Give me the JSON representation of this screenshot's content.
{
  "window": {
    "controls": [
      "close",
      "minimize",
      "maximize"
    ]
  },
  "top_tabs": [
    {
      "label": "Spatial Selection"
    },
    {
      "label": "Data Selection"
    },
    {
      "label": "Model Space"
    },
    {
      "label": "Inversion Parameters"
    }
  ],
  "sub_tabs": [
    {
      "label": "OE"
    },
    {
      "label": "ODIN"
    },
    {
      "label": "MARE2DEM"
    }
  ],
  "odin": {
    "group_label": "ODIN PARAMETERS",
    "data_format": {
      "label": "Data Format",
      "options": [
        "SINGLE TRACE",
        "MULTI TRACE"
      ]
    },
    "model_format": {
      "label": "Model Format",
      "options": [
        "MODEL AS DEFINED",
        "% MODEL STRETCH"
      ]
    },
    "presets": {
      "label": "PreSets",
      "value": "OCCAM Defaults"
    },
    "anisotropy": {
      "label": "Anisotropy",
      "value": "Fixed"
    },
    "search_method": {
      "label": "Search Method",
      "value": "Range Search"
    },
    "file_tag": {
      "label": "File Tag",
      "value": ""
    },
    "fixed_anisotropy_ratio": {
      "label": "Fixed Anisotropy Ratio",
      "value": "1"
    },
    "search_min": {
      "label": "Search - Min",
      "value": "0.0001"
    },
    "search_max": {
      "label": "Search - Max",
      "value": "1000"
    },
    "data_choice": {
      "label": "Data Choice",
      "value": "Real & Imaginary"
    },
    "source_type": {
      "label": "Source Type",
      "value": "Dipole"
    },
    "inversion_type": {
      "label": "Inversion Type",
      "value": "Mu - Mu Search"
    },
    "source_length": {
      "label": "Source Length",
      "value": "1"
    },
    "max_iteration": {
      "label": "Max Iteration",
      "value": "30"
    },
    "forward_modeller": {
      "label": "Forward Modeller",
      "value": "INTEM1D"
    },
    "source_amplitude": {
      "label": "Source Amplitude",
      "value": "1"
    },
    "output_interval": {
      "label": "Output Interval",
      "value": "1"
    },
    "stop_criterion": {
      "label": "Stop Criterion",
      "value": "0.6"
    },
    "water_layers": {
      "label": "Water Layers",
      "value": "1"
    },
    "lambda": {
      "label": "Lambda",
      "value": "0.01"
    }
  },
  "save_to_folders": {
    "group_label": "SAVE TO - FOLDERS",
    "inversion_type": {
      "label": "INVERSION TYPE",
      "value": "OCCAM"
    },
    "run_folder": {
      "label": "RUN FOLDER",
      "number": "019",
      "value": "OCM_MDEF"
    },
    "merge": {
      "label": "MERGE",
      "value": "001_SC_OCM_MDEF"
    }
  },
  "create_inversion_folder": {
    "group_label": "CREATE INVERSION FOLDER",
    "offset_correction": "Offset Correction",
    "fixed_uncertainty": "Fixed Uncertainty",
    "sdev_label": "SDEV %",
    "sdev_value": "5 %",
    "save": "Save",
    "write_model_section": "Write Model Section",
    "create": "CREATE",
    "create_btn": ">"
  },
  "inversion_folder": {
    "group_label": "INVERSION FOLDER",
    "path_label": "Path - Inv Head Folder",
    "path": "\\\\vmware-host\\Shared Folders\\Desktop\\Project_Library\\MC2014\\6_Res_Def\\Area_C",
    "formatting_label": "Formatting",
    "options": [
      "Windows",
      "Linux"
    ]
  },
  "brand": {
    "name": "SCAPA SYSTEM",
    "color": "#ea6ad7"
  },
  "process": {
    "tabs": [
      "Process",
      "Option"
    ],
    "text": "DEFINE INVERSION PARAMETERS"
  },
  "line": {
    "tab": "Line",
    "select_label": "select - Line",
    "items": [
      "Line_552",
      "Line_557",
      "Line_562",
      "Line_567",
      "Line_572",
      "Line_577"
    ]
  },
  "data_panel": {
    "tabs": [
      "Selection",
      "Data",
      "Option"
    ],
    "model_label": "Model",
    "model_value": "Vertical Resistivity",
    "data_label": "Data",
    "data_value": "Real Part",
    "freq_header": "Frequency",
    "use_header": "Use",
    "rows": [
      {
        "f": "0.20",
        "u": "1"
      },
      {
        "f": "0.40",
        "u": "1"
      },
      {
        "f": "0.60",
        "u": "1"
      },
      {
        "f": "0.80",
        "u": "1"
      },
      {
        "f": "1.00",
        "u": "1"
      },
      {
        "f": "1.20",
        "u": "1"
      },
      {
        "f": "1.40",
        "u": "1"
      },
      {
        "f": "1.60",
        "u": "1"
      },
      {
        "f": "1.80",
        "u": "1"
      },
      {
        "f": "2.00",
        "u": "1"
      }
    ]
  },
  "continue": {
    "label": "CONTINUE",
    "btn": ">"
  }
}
▬▬▬
Task goal: Which lines of the material contain the string "Real"? List each of them.

Solution to this task:
      "value": "Real & Imaginary"
    "data_value": "Real Part",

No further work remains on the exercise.